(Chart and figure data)
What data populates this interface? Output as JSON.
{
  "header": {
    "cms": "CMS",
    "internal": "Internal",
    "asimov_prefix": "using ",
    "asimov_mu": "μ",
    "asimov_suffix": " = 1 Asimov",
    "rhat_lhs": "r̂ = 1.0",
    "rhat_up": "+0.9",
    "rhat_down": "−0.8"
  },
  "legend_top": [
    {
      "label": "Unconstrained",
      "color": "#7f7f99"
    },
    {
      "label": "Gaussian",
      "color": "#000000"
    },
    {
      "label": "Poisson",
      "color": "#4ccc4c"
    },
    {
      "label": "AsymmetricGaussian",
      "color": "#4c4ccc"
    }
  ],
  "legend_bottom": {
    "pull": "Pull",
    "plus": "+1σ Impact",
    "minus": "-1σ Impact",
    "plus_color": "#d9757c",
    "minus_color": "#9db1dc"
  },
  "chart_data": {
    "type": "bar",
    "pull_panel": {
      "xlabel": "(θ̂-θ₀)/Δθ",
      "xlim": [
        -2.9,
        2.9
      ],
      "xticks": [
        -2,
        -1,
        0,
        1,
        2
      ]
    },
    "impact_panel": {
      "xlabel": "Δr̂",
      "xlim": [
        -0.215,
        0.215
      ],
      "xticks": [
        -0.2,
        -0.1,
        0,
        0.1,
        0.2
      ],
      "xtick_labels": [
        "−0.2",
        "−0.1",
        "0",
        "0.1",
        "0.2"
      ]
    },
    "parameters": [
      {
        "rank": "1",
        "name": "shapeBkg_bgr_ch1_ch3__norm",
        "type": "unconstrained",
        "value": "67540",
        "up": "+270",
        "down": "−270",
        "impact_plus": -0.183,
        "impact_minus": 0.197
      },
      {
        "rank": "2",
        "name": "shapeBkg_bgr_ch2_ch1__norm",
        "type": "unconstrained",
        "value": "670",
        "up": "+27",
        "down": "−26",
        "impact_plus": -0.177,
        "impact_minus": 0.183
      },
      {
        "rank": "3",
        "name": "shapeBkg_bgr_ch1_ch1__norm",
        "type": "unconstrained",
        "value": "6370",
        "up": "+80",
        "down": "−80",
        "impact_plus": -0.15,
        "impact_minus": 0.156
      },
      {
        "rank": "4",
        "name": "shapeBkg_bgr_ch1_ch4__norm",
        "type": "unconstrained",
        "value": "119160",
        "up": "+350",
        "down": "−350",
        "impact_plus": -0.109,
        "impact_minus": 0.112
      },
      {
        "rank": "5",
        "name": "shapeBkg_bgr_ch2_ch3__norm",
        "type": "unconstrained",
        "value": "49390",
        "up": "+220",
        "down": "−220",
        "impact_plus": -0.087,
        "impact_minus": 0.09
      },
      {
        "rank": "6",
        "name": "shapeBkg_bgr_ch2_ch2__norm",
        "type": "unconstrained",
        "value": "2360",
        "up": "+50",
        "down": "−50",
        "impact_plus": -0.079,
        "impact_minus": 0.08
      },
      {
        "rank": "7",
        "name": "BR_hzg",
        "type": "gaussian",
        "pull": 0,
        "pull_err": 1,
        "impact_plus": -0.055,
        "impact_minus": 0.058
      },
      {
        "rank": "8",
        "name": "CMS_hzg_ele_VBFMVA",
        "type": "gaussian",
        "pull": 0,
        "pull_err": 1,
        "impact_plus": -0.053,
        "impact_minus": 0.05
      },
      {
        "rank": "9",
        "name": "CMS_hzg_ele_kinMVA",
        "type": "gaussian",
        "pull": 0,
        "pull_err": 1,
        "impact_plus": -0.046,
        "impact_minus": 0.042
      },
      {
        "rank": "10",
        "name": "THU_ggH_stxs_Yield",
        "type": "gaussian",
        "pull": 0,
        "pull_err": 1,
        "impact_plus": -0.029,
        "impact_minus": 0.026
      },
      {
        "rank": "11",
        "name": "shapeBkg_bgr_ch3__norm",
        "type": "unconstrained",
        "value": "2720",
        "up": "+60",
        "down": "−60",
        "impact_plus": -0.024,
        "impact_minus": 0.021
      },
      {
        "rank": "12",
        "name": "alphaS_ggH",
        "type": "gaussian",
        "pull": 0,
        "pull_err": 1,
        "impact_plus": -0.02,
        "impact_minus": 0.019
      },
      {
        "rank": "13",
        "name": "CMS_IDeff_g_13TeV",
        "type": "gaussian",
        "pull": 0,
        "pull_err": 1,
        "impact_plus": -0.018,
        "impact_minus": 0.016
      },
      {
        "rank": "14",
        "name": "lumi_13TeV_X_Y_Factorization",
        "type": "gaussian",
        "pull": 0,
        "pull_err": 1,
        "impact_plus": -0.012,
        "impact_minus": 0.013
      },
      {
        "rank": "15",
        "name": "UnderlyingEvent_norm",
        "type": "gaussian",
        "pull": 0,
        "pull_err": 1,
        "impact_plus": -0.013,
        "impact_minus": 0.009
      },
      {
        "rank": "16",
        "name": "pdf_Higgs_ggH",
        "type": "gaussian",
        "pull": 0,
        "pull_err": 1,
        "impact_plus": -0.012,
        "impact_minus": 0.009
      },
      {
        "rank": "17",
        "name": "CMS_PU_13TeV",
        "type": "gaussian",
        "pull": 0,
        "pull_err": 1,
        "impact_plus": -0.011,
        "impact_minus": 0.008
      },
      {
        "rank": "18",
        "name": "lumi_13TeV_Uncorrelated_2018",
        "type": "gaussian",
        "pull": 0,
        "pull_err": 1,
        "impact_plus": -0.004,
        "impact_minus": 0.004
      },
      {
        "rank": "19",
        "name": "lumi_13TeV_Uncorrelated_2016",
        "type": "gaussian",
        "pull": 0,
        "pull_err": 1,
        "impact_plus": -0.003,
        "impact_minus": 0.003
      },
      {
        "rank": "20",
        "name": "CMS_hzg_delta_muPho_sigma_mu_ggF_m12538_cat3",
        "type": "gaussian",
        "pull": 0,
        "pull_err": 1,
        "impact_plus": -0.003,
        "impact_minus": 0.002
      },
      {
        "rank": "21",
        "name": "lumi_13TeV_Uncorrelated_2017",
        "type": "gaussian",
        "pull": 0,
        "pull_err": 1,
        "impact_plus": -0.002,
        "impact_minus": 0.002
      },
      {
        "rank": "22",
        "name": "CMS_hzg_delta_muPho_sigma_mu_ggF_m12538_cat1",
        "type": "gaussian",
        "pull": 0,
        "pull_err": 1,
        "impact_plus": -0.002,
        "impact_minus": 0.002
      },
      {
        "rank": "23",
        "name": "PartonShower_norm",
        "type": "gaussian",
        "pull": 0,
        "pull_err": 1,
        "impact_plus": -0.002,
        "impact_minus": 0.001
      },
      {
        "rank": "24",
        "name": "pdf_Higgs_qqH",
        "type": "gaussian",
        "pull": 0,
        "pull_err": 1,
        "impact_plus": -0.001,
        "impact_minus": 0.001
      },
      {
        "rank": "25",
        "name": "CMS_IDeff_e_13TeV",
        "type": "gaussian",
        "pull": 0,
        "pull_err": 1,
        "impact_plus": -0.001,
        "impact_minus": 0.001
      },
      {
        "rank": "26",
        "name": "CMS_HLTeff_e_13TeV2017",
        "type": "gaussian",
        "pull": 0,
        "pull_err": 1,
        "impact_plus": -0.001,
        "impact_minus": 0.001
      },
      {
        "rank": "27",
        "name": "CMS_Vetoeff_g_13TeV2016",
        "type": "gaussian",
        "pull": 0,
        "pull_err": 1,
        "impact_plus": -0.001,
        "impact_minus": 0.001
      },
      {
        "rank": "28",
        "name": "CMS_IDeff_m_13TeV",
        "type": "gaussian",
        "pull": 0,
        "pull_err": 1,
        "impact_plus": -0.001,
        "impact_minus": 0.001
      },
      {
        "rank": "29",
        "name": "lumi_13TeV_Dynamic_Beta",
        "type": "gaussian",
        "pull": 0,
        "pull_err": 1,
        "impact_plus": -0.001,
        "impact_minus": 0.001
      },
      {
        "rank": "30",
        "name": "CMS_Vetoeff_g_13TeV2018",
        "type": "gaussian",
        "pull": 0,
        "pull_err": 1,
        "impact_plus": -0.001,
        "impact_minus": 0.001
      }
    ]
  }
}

Work required: Only a number is wanted: how many lines of the data above contain "value"?

Answer: 7